Saved entries
◇ ◇ ◇ ◇
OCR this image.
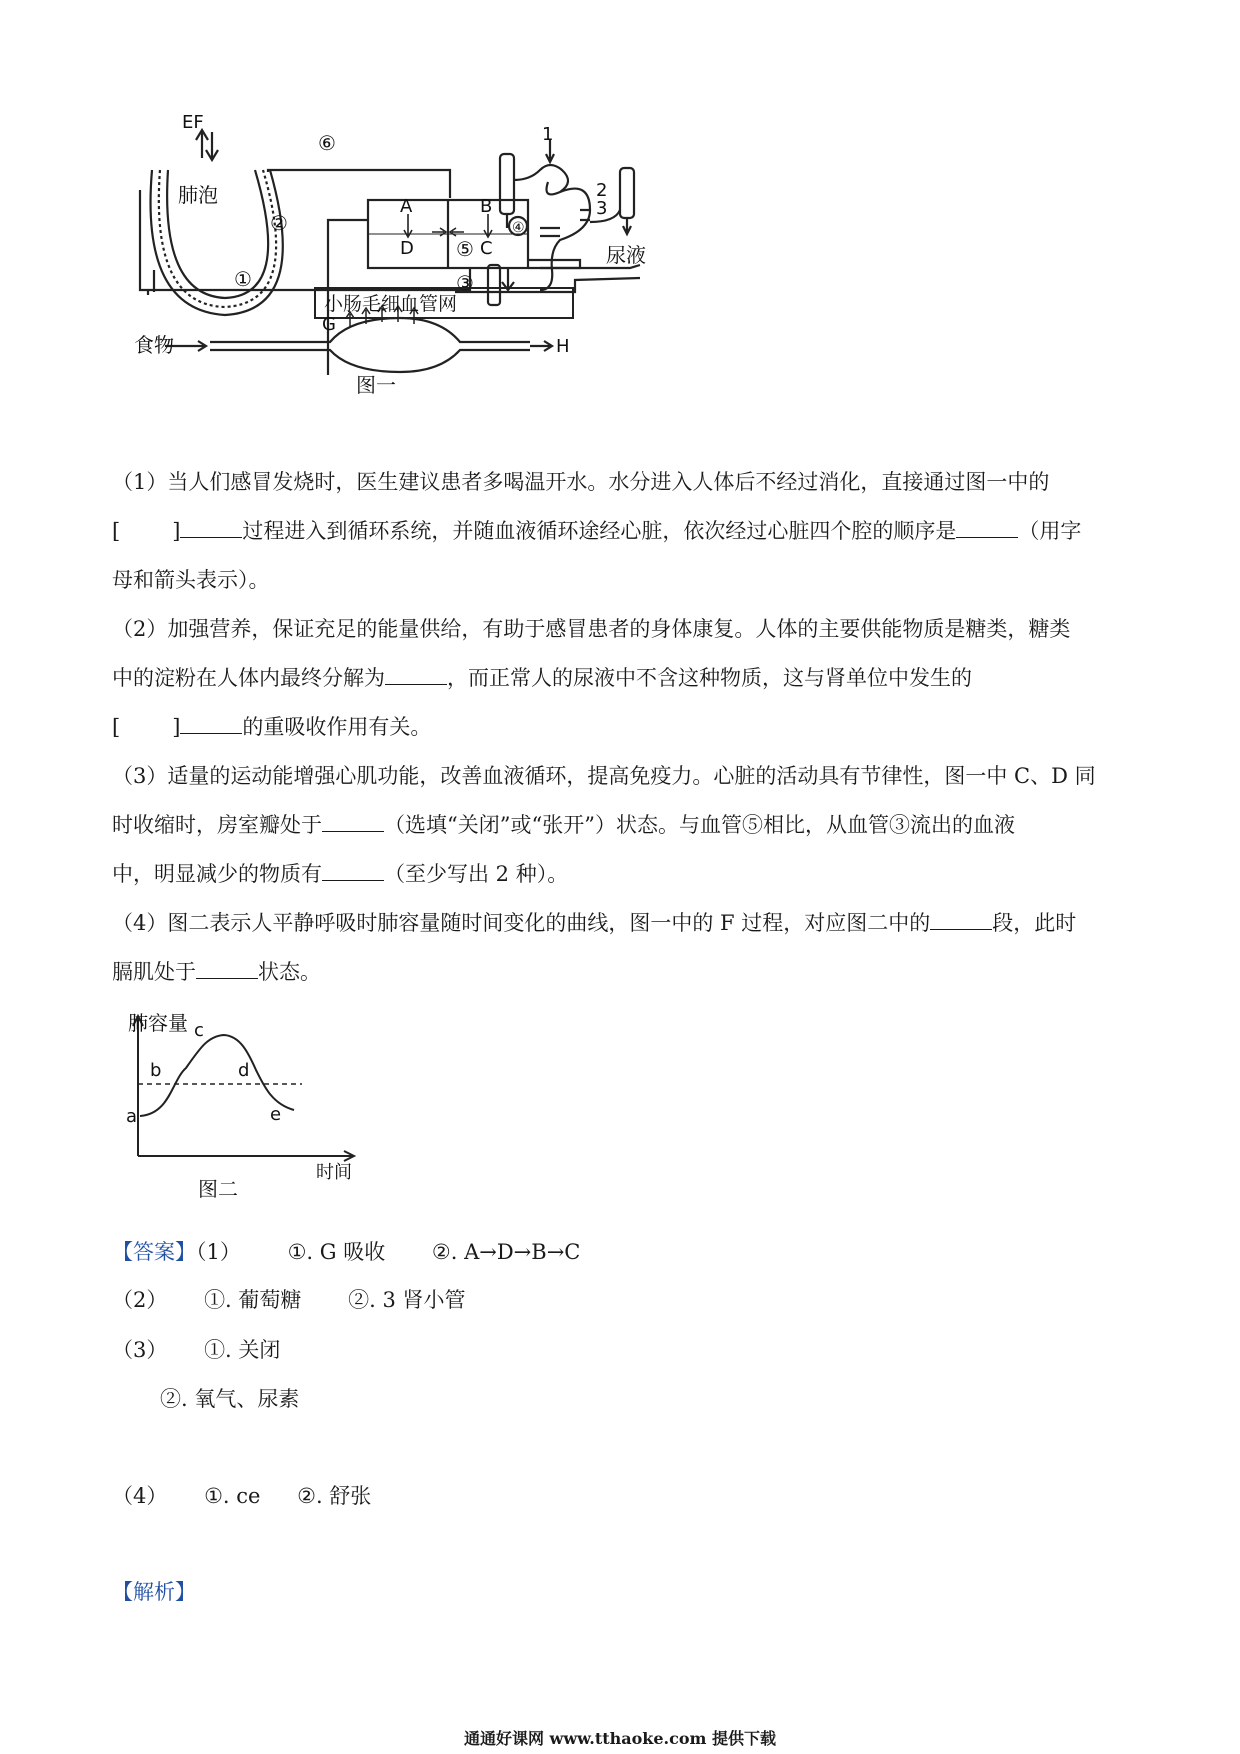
EF
肺泡	A	B
D	C
⑥
②
①
⑤
③
④
1
2
3
尿液
小肠毛细血管网
G
食物	H
图一

（1）当人们感冒发烧时，医生建议患者多喝温开水。水分进入人体后不经过消化，直接通过图一中的

[ ]	过程进入到循环系统，并随血液循环途经心脏，依次经过心脏四个腔的顺序是	（用字

母和箭头表示）。

（2）加强营养，保证充足的能量供给，有助于感冒患者的身体康复。人体的主要供能物质是糖类，糖类

中的淀粉在人体内最终分解为	，而正常人的尿液中不含这种物质，这与肾单位中发生的

[ ]	的重吸收作用有关。

（3）适量的运动能增强心肌功能，改善血液循环，提高免疫力。心脏的活动具有节律性，图一中 C、D 同

时收缩时，房室瓣处于	（选填“关闭”或“张开”）状态。与血管⑤相比，从血管③流出的血液

中，明显减少的物质有	（至少写出 2 种）。

（4）图二表示人平静呼吸时肺容量随时间变化的曲线，图一中的 F 过程，对应图二中的	段，此时

膈肌处于	状态。

肺容量
时间
a
b
c
d
e
图二
【答案】（1） ①. G 吸收 ②. A→D→B→C
（2） ①. 葡萄糖 ②. 3 肾小管
（3） ①. 关闭
②. 氧气、尿素
（4） ①. ce ②. 舒张
【解析】
通通好课网 www.tthaoke.com 提供下载
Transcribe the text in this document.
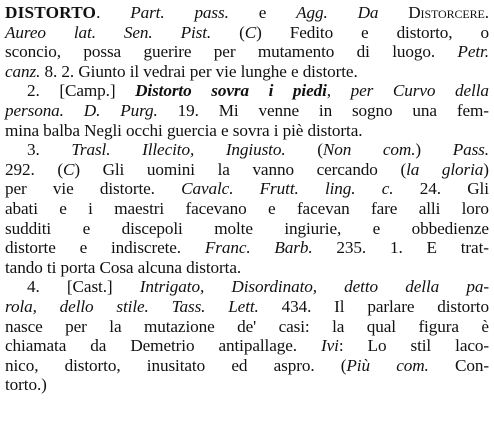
DISTORTO. Part. pass. e Agg. Da Distorcere.
Aureo lat. Sen. Pist. (C) Fedito e distorto, o
sconcio, possa guerire per mutamento di luogo. Petr.
canz. 8. 2. Giunto il vedrai per vie lunghe e distorte.
2. [Camp.] Distorto sovra i piedi, per Curvo della
persona. D. Purg. 19. Mi venne in sogno una fem-
mina balba Negli occhi guercia e sovra i piè distorta.
3. Trasl. Illecito, Ingiusto. (Non com.) Pass.
292. (C) Gli uomini la vanno cercando (la gloria)
per vie distorte. Cavalc. Frutt. ling. c. 24. Gli
abati e i maestri facevano e facevan fare alli loro
sudditi e discepoli molte ingiurie, e obbedienze
distorte e indiscrete. Franc. Barb. 235. 1. E trat-
tando ti porta Cosa alcuna distorta.
4. [Cast.] Intrigato, Disordinato, detto della pa-
rola, dello stile. Tass. Lett. 434. Il parlare distorto
nasce per la mutazione de' casi: la qual figura è
chiamata da Demetrio antipallage. Ivi: Lo stil laco-
nico, distorto, inusitato ed aspro. (Più com. Con-
torto.)
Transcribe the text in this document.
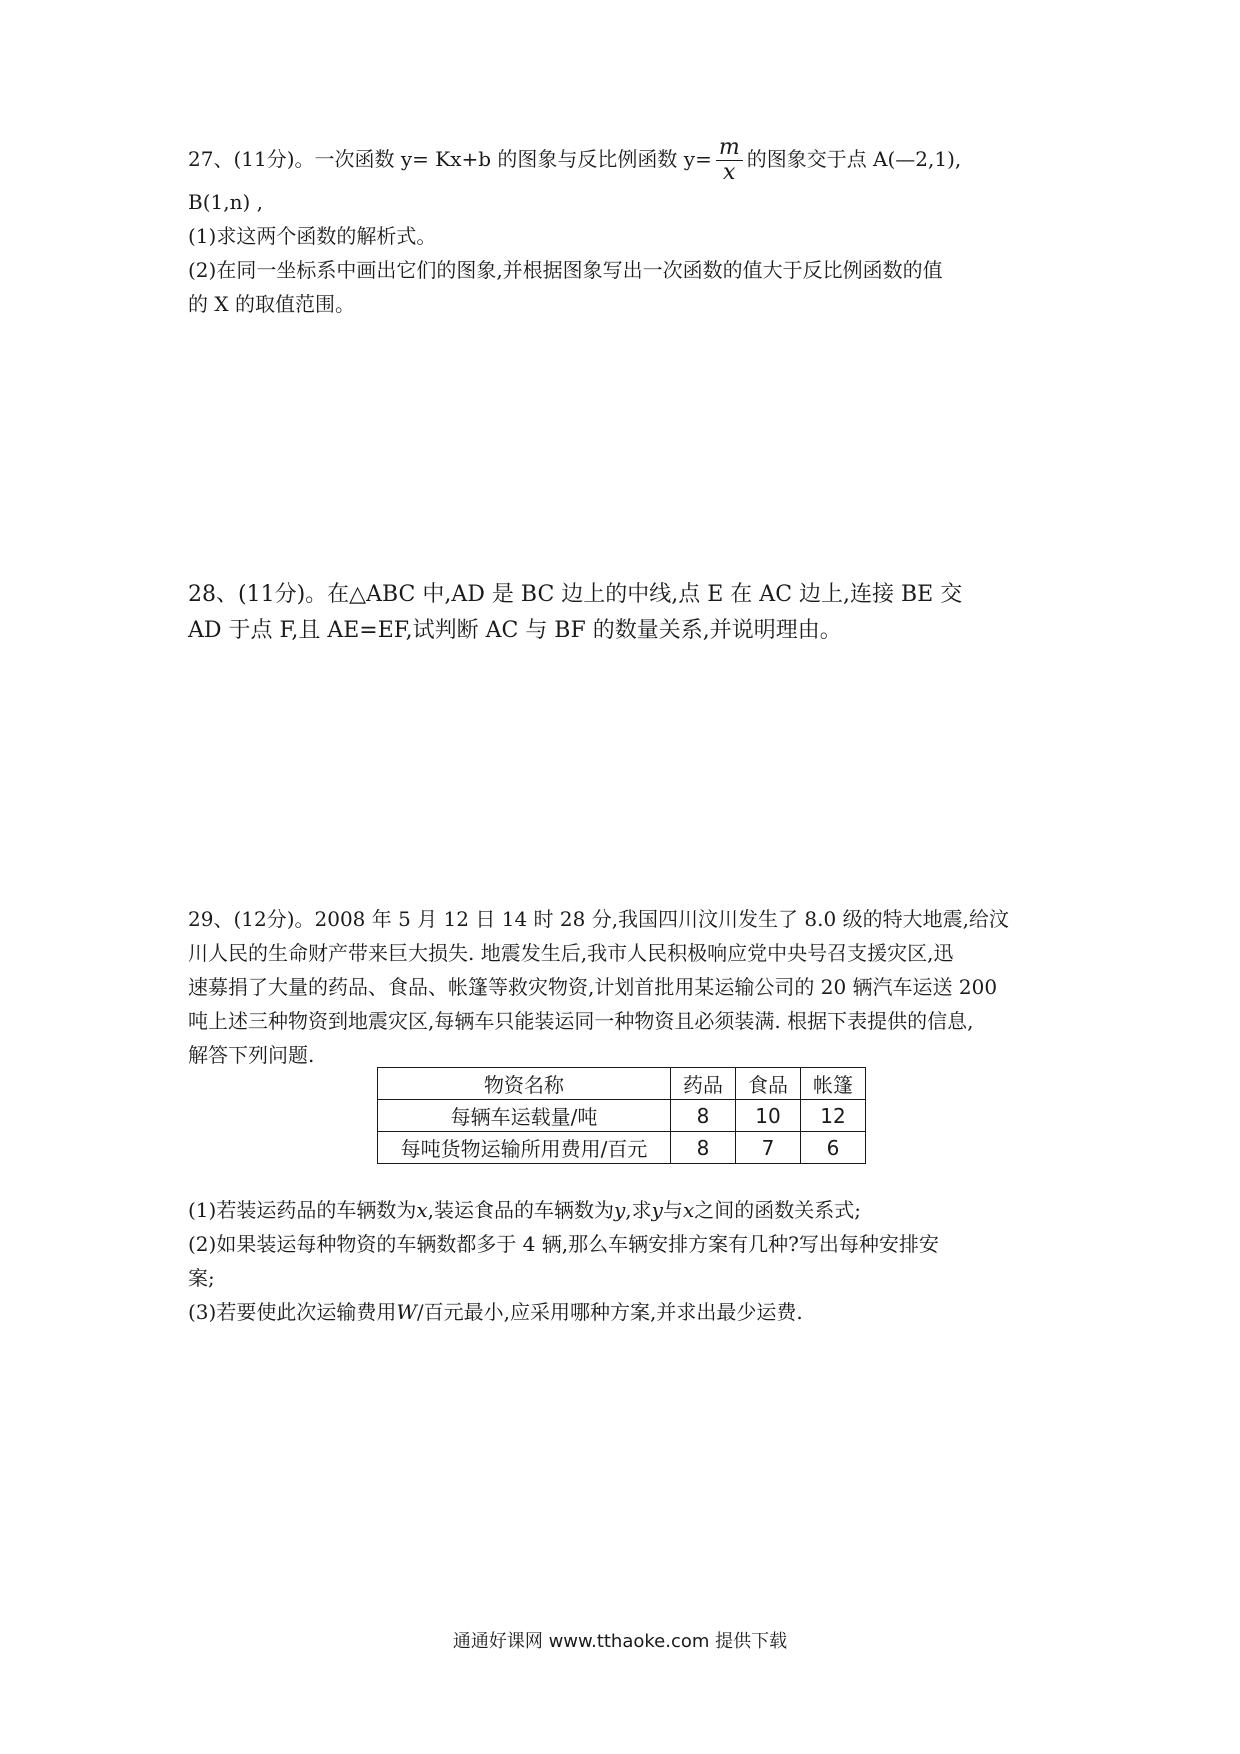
27、(11分)。一次函数 y= Kx+b 的图象与反比例函数 $y= \frac{m}{x}$ 的图象交于点 A(—2,1),
B(1,n) ,
(1)求这两个函数的解析式。
(2)在同一坐标系中画出它们的图象,并根据图象写出一次函数的值大于反比例函数的值
的 X 的取值范围。
28、(11分)。在△ABC 中,AD 是 BC 边上的中线,点 E 在 AC 边上,连接 BE 交
AD 于点 F,且 AE=EF,试判断 AC 与 BF 的数量关系,并说明理由。
29、(12分)。2008 年 5 月 12 日 14 时 28 分,我国四川汶川发生了 8.0 级的特大地震,给汶
川人民的生命财产带来巨大损失. 地震发生后,我市人民积极响应党中央号召支援灾区,迅
速募捐了大量的药品、食品、帐篷等救灾物资,计划首批用某运输公司的 20 辆汽车运送 200
吨上述三种物资到地震灾区,每辆车只能装运同一种物资且必须装满. 根据下表提供的信息,
解答下列问题.
物资名称	药品	食品	帐篷
每辆车运载量/吨	8	10	12
每吨货物运输所用费用/百元	8	7	6
(1)若装运药品的车辆数为x,装运食品的车辆数为y,求y与x之间的函数关系式;
(2)如果装运每种物资的车辆数都多于 4 辆,那么车辆安排方案有几种?写出每种安排安
案;
(3)若要使此次运输费用W/百元最小,应采用哪种方案,并求出最少运费.
通通好课网 www.tthaoke.com 提供下载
◇ ◇ ◇ ◇
# GOAL
Leave out the pictures and transcribe everything else exactly.

# EXERCISE ANSWER
OCR this image.
EF
肺泡	A	B
D	C
⑥
②
①
⑤
③
④
1
2
3
尿液
小肠毛细血管网
G
食物	H
图一

（1）当人们感冒发烧时，医生建议患者多喝温开水。水分进入人体后不经过消化，直接通过图一中的

[ ]	过程进入到循环系统，并随血液循环途经心脏，依次经过心脏四个腔的顺序是	（用字

母和箭头表示）。

（2）加强营养，保证充足的能量供给，有助于感冒患者的身体康复。人体的主要供能物质是糖类，糖类

中的淀粉在人体内最终分解为	，而正常人的尿液中不含这种物质，这与肾单位中发生的

[ ]	的重吸收作用有关。

（3）适量的运动能增强心肌功能，改善血液循环，提高免疫力。心脏的活动具有节律性，图一中 C、D 同

时收缩时，房室瓣处于	（选填“关闭”或“张开”）状态。与血管⑤相比，从血管③流出的血液

中，明显减少的物质有	（至少写出 2 种）。

（4）图二表示人平静呼吸时肺容量随时间变化的曲线，图一中的 F 过程，对应图二中的	段，此时

膈肌处于	状态。

肺容量
时间
a
b
c
d
e
图二
【答案】（1） ①. G 吸收 ②. A→D→B→C
（2） ①. 葡萄糖 ②. 3 肾小管
（3） ①. 关闭
②. 氧气、尿素
（4） ①. ce ②. 舒张
【解析】
通通好课网 www.tthaoke.com 提供下载
Transcribe the text in this document.
DISTORTO. Part. pass. e Agg. Da Distorcere.
Aureo lat. Sen. Pist. (C) Fedito e distorto, o
sconcio, possa guerire per mutamento di luogo. Petr.
canz. 8. 2. Giunto il vedrai per vie lunghe e distorte.
2. [Camp.] Distorto sovra i piedi, per Curvo della
persona. D. Purg. 19. Mi venne in sogno una fem-
mina balba Negli occhi guercia e sovra i piè distorta.
3. Trasl. Illecito, Ingiusto. (Non com.) Pass.
292. (C) Gli uomini la vanno cercando (la gloria)
per vie distorte. Cavalc. Frutt. ling. c. 24. Gli
abati e i maestri facevano e facevan fare alli loro
sudditi e discepoli molte ingiurie, e obbedienze
distorte e indiscrete. Franc. Barb. 235. 1. E trat-
tando ti porta Cosa alcuna distorta.
4. [Cast.] Intrigato, Disordinato, detto della pa-
rola, dello stile. Tass. Lett. 434. Il parlare distorto
nasce per la mutazione de' casi: la qual figura è
chiamata da Demetrio antipallage. Ivi: Lo stil laco-
nico, distorto, inusitato ed aspro. (Più com. Con-
torto.)
Transcribe the text in this document.
27、(11分)。一次函数 y= Kx+b 的图象与反比例函数 $y= \frac{m}{x}$ 的图象交于点 A(—2,1),
B(1,n) ,
(1)求这两个函数的解析式。
(2)在同一坐标系中画出它们的图象,并根据图象写出一次函数的值大于反比例函数的值
的 X 的取值范围。
28、(11分)。在△ABC 中,AD 是 BC 边上的中线,点 E 在 AC 边上,连接 BE 交
AD 于点 F,且 AE=EF,试判断 AC 与 BF 的数量关系,并说明理由。
29、(12分)。2008 年 5 月 12 日 14 时 28 分,我国四川汶川发生了 8.0 级的特大地震,给汶
川人民的生命财产带来巨大损失. 地震发生后,我市人民积极响应党中央号召支援灾区,迅
速募捐了大量的药品、食品、帐篷等救灾物资,计划首批用某运输公司的 20 辆汽车运送 200
吨上述三种物资到地震灾区,每辆车只能装运同一种物资且必须装满. 根据下表提供的信息,
解答下列问题.
物资名称	药品	食品	帐篷
每辆车运载量/吨	8	10	12
每吨货物运输所用费用/百元	8	7	6
(1)若装运药品的车辆数为x,装运食品的车辆数为y,求y与x之间的函数关系式;
(2)如果装运每种物资的车辆数都多于 4 辆,那么车辆安排方案有几种?写出每种安排安
案;
(3)若要使此次运输费用W/百元最小,应采用哪种方案,并求出最少运费.
通通好课网 www.tthaoke.com 提供下载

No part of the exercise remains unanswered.